## MATERIAL FOR THIS EXERCISE:
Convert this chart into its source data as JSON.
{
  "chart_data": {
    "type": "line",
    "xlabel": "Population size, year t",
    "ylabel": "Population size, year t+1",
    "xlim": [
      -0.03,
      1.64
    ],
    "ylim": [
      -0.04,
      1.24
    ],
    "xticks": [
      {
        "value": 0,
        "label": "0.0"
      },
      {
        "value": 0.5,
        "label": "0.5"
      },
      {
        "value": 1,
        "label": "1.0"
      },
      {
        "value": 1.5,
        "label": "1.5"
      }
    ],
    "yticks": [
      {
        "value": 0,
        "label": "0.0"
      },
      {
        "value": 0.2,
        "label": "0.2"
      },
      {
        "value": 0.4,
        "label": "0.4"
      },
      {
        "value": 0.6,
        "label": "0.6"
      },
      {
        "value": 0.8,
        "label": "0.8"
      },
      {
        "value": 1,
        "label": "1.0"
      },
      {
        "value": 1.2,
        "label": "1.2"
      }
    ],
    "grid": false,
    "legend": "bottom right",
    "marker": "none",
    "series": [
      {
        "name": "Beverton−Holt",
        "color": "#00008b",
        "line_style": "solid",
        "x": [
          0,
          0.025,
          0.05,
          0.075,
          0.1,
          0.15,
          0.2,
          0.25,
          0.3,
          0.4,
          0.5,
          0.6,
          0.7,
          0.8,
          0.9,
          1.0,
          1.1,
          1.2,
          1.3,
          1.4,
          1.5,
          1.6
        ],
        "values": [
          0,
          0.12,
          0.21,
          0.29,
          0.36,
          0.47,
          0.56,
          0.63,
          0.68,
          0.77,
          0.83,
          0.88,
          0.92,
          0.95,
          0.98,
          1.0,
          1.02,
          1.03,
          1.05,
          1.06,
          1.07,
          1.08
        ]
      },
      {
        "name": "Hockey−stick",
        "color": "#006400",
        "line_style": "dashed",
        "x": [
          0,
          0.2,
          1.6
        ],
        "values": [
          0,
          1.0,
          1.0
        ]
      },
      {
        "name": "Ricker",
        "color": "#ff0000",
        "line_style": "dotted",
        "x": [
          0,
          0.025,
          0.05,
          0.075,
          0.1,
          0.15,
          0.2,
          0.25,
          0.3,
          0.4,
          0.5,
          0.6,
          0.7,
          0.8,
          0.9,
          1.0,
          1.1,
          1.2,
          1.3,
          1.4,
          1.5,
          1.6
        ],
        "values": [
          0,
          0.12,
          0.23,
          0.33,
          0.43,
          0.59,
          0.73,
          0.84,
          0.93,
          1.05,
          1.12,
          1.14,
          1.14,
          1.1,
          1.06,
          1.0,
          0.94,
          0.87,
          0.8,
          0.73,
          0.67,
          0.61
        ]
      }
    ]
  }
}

## WRITTEN INSTRUCTION:
From the records above, extract everything verbatim.

## COMPLETE RESPONSE:
Convert this chart into its source data as JSON.
{
  "chart_data": {
    "type": "line",
    "xlabel": "Population size, year t",
    "ylabel": "Population size, year t+1",
    "xlim": [
      -0.03,
      1.64
    ],
    "ylim": [
      -0.04,
      1.24
    ],
    "xticks": [
      {
        "value": 0,
        "label": "0.0"
      },
      {
        "value": 0.5,
        "label": "0.5"
      },
      {
        "value": 1,
        "label": "1.0"
      },
      {
        "value": 1.5,
        "label": "1.5"
      }
    ],
    "yticks": [
      {
        "value": 0,
        "label": "0.0"
      },
      {
        "value": 0.2,
        "label": "0.2"
      },
      {
        "value": 0.4,
        "label": "0.4"
      },
      {
        "value": 0.6,
        "label": "0.6"
      },
      {
        "value": 0.8,
        "label": "0.8"
      },
      {
        "value": 1,
        "label": "1.0"
      },
      {
        "value": 1.2,
        "label": "1.2"
      }
    ],
    "grid": false,
    "legend": "bottom right",
    "marker": "none",
    "series": [
      {
        "name": "Beverton−Holt",
        "color": "#00008b",
        "line_style": "solid",
        "x": [
          0,
          0.025,
          0.05,
          0.075,
          0.1,
          0.15,
          0.2,
          0.25,
          0.3,
          0.4,
          0.5,
          0.6,
          0.7,
          0.8,
          0.9,
          1.0,
          1.1,
          1.2,
          1.3,
          1.4,
          1.5,
          1.6
        ],
        "values": [
          0,
          0.12,
          0.21,
          0.29,
          0.36,
          0.47,
          0.56,
          0.63,
          0.68,
          0.77,
          0.83,
          0.88,
          0.92,
          0.95,
          0.98,
          1.0,
          1.02,
          1.03,
          1.05,
          1.06,
          1.07,
          1.08
        ]
      },
      {
        "name": "Hockey−stick",
        "color": "#006400",
        "line_style": "dashed",
        "x": [
          0,
          0.2,
          1.6
        ],
        "values": [
          0,
          1.0,
          1.0
        ]
      },
      {
        "name": "Ricker",
        "color": "#ff0000",
        "line_style": "dotted",
        "x": [
          0,
          0.025,
          0.05,
          0.075,
          0.1,
          0.15,
          0.2,
          0.25,
          0.3,
          0.4,
          0.5,
          0.6,
          0.7,
          0.8,
          0.9,
          1.0,
          1.1,
          1.2,
          1.3,
          1.4,
          1.5,
          1.6
        ],
        "values": [
          0,
          0.12,
          0.23,
          0.33,
          0.43,
          0.59,
          0.73,
          0.84,
          0.93,
          1.05,
          1.12,
          1.14,
          1.14,
          1.1,
          1.06,
          1.0,
          0.94,
          0.87,
          0.8,
          0.73,
          0.67,
          0.61
        ]
      }
    ]
  }
}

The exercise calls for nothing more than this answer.